[Data start]

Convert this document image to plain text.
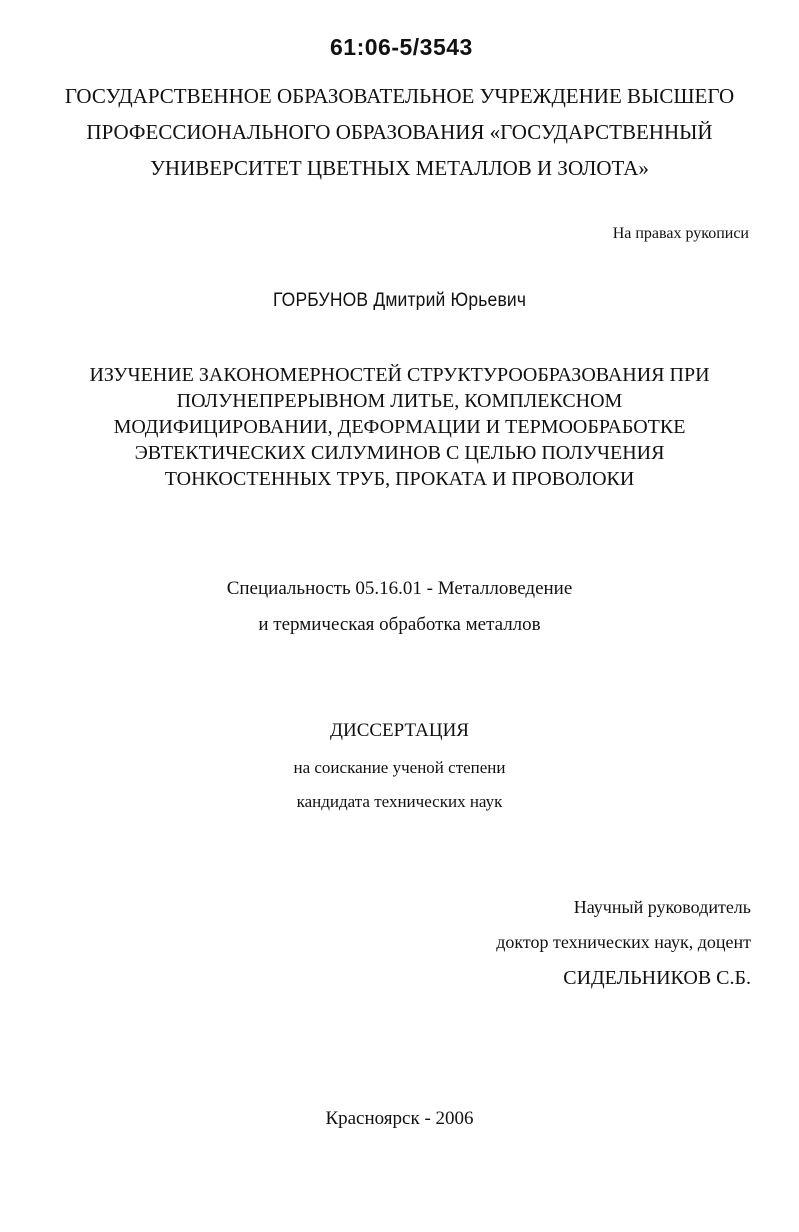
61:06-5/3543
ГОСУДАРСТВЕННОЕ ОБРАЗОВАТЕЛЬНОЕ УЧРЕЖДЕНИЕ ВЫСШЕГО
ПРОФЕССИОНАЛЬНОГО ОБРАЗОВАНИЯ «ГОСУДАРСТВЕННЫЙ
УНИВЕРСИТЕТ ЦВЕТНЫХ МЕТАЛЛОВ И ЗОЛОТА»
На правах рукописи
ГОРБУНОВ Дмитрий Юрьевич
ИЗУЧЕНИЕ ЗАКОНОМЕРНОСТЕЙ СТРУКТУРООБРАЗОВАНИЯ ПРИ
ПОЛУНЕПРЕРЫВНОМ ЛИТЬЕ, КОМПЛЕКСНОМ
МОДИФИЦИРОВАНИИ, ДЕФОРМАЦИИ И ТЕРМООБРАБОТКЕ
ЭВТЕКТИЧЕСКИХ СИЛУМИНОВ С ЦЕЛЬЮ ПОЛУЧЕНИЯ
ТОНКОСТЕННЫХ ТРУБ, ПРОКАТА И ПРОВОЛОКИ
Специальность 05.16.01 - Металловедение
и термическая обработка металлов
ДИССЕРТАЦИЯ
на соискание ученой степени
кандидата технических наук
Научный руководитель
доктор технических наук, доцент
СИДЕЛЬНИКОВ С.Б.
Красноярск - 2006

[Data end]

**Problem requirements:** Give every line of the material that includes the string "технических".

**Output for this exercise:**
кандидата технических наук
доктор технических наук, доцент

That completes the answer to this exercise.